→ Testo da analizzare
☆ ☆ ☆ ☆ ☆

Una drammatica pagina di cronaca scuote la Sicilia e riaccende i riflettori sulle morti sul lavoro. A San Vito Lo Capo, in provincia di Trapani, due uomini hanno perso la vita a causa delle esalazioni provenienti dal depuratore comunale. A rimanere uccisi dai gas tossici sono stati un operaio impegnato in un intervento di manutenzione e un sanitario del 118 intervenuto sul posto per prestargli soccorso.Le vittime di questo ennesimo tragico incidente sono l’operaio Davide Anselmo e l’operatore del 118 Francesco Bulgarella.
La dinamica dei soccorsi e il doppio malore mortale
L’operaio della ditta che gestisce l’impianto si trovava all’interno della struttura quando è stato colto da un grave malore. Estratto e riportato in superficie dai Vigili del Fuoco, l’uomo è stato affidato alle cure dei sanitari del 118, giunti sul luogo dell’incidente insieme a una dottoressa della guardia medica.Mentre stava praticando il massaggio cardiaco per rianimare il lavoratore, l’operatore Francesco Bulgarella si è sentito male a sua volta. Tutti i tentativi di rianimare il soccorritore sono stati vani, complice anche il forte caldo presente nella zona dell’incidente. Sulle cause esatte del decesso di entrambi sono ancora in corso i rilievi delle forze dell’ordine e dei tecnici.

☆ ☆ ☆ ☆ ☆

→ Righe elencate
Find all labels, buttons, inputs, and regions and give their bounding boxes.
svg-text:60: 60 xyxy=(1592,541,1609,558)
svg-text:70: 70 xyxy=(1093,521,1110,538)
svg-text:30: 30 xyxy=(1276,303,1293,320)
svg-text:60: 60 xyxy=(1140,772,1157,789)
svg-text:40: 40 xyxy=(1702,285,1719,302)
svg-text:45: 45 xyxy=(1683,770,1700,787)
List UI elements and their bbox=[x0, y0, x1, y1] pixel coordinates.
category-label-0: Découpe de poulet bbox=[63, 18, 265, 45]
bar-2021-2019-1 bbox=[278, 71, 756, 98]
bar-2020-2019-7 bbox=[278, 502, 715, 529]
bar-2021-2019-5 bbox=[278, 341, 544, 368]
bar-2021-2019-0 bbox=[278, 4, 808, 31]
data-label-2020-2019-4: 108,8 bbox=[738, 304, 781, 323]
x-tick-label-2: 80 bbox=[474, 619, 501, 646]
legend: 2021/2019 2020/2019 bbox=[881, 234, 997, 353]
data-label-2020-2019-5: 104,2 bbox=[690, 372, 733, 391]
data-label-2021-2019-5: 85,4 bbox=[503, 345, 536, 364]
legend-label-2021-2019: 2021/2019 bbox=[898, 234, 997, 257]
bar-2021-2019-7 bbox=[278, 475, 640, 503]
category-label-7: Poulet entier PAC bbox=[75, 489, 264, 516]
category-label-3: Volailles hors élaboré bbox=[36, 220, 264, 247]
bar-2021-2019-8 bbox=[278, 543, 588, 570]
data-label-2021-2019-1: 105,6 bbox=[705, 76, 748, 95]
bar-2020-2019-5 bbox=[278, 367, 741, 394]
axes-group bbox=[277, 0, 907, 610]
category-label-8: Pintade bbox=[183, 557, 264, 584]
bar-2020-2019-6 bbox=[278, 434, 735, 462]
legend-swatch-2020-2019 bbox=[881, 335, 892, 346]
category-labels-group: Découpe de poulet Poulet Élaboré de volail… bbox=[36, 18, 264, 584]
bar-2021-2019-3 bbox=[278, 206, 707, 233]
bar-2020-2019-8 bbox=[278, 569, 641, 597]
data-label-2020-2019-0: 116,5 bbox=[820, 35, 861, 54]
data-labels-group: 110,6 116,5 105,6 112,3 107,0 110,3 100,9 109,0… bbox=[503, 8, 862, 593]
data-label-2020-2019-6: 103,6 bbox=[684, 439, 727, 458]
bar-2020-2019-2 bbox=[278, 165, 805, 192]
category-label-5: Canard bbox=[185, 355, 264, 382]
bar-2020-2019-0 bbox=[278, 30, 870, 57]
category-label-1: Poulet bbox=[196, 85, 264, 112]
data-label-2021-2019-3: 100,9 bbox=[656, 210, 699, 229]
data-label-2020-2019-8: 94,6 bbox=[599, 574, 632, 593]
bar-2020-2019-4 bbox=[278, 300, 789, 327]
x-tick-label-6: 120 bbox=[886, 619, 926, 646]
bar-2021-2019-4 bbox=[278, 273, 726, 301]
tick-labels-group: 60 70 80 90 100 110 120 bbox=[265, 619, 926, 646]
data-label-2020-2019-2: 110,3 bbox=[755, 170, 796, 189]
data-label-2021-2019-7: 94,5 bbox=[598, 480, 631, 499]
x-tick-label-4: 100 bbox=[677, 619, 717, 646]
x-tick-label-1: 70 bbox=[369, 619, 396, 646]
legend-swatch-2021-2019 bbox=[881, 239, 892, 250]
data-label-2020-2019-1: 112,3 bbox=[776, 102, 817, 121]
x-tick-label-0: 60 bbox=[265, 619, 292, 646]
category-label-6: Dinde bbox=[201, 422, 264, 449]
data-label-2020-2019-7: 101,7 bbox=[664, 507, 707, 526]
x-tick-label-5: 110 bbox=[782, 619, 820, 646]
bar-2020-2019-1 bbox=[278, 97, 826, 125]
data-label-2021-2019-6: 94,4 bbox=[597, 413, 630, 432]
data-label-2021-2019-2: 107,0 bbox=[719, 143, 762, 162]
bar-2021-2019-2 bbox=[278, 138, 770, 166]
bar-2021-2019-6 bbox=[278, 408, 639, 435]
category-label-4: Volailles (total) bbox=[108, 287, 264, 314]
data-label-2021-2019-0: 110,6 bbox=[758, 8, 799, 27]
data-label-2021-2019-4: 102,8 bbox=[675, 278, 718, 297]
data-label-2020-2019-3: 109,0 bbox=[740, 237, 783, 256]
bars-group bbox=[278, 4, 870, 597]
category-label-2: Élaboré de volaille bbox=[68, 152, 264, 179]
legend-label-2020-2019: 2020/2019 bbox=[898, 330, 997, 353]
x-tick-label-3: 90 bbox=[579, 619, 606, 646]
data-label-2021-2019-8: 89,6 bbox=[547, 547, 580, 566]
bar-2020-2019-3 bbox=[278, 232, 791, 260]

☆ ☆ ☆ ☆ ☆

→ Cosa si chiede
Per favore, ricopia parola per parola la parte del testo sull'incidente di San Vito Lo Capo compresa tra "La dinamica dei" e "e dei tecnici.", estremi inclusi.

→ Risultato
La dinamica dei soccorsi e il doppio malore mortale
L’operaio della ditta che gestisce l’impianto si trovava all’interno della struttura quando è stato colto da un grave malore. Estratto e riportato in superficie dai Vigili del Fuoco, l’uomo è stato affidato alle cure dei sanitari del 118, giunti sul luogo dell’incidente insieme a una dottoressa della guardia medica.Mentre stava praticando il massaggio cardiaco per rianimare il lavoratore, l’operatore Francesco Bulgarella si è sentito male a sua volta. Tutti i tentativi di rianimare il soccorritore sono stati vani, complice anche il forte caldo presente nella zona dell’incidente. Sulle cause esatte del decesso di entrambi sono ancora in corso i rilievi delle forze dell’ordine e dei tecnici.